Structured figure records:
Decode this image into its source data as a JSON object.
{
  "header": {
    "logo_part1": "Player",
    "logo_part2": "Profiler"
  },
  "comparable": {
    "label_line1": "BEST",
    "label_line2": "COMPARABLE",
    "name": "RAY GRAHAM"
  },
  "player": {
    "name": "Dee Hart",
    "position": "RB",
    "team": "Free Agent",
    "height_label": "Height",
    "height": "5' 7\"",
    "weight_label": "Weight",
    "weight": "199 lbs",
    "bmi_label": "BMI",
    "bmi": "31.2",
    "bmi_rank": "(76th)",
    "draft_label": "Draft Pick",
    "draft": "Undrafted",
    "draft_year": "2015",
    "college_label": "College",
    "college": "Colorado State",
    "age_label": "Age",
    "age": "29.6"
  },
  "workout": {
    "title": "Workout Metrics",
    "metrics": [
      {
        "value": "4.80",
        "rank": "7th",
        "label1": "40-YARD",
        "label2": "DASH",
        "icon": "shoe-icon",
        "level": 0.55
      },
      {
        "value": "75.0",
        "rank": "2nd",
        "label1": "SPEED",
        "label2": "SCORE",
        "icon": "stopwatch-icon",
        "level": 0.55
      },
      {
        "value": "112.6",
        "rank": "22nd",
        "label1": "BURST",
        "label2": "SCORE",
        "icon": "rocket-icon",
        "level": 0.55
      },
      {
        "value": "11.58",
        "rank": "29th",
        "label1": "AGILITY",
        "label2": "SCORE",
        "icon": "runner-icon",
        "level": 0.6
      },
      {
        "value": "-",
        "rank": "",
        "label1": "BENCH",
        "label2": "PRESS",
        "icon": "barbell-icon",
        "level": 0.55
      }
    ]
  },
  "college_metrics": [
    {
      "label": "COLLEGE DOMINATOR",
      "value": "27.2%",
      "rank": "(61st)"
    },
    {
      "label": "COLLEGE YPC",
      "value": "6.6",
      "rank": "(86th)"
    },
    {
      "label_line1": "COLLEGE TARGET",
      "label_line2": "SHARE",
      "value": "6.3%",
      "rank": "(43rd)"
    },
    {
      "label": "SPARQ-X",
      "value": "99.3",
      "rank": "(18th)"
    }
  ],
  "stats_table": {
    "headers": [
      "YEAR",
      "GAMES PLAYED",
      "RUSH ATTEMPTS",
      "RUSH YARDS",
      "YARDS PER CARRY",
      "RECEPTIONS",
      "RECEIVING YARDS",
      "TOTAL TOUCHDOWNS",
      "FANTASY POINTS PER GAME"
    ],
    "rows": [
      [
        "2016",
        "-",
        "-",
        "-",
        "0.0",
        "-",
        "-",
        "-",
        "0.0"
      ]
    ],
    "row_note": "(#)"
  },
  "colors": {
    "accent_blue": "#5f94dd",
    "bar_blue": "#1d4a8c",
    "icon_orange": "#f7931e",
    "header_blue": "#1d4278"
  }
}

CHALLENGE: Return all of the entries word for word.

RESULT OF THE TASK:
Decode this image into its source data as a JSON object.
{
  "header": {
    "logo_part1": "Player",
    "logo_part2": "Profiler"
  },
  "comparable": {
    "label_line1": "BEST",
    "label_line2": "COMPARABLE",
    "name": "RAY GRAHAM"
  },
  "player": {
    "name": "Dee Hart",
    "position": "RB",
    "team": "Free Agent",
    "height_label": "Height",
    "height": "5' 7\"",
    "weight_label": "Weight",
    "weight": "199 lbs",
    "bmi_label": "BMI",
    "bmi": "31.2",
    "bmi_rank": "(76th)",
    "draft_label": "Draft Pick",
    "draft": "Undrafted",
    "draft_year": "2015",
    "college_label": "College",
    "college": "Colorado State",
    "age_label": "Age",
    "age": "29.6"
  },
  "workout": {
    "title": "Workout Metrics",
    "metrics": [
      {
        "value": "4.80",
        "rank": "7th",
        "label1": "40-YARD",
        "label2": "DASH",
        "icon": "shoe-icon",
        "level": 0.55
      },
      {
        "value": "75.0",
        "rank": "2nd",
        "label1": "SPEED",
        "label2": "SCORE",
        "icon": "stopwatch-icon",
        "level": 0.55
      },
      {
        "value": "112.6",
        "rank": "22nd",
        "label1": "BURST",
        "label2": "SCORE",
        "icon": "rocket-icon",
        "level": 0.55
      },
      {
        "value": "11.58",
        "rank": "29th",
        "label1": "AGILITY",
        "label2": "SCORE",
        "icon": "runner-icon",
        "level": 0.6
      },
      {
        "value": "-",
        "rank": "",
        "label1": "BENCH",
        "label2": "PRESS",
        "icon": "barbell-icon",
        "level": 0.55
      }
    ]
  },
  "college_metrics": [
    {
      "label": "COLLEGE DOMINATOR",
      "value": "27.2%",
      "rank": "(61st)"
    },
    {
      "label": "COLLEGE YPC",
      "value": "6.6",
      "rank": "(86th)"
    },
    {
      "label_line1": "COLLEGE TARGET",
      "label_line2": "SHARE",
      "value": "6.3%",
      "rank": "(43rd)"
    },
    {
      "label": "SPARQ-X",
      "value": "99.3",
      "rank": "(18th)"
    }
  ],
  "stats_table": {
    "headers": [
      "YEAR",
      "GAMES PLAYED",
      "RUSH ATTEMPTS",
      "RUSH YARDS",
      "YARDS PER CARRY",
      "RECEPTIONS",
      "RECEIVING YARDS",
      "TOTAL TOUCHDOWNS",
      "FANTASY POINTS PER GAME"
    ],
    "rows": [
      [
        "2016",
        "-",
        "-",
        "-",
        "0.0",
        "-",
        "-",
        "-",
        "0.0"
      ]
    ],
    "row_note": "(#)"
  },
  "colors": {
    "accent_blue": "#5f94dd",
    "bar_blue": "#1d4a8c",
    "icon_orange": "#f7931e",
    "header_blue": "#1d4278"
  }
}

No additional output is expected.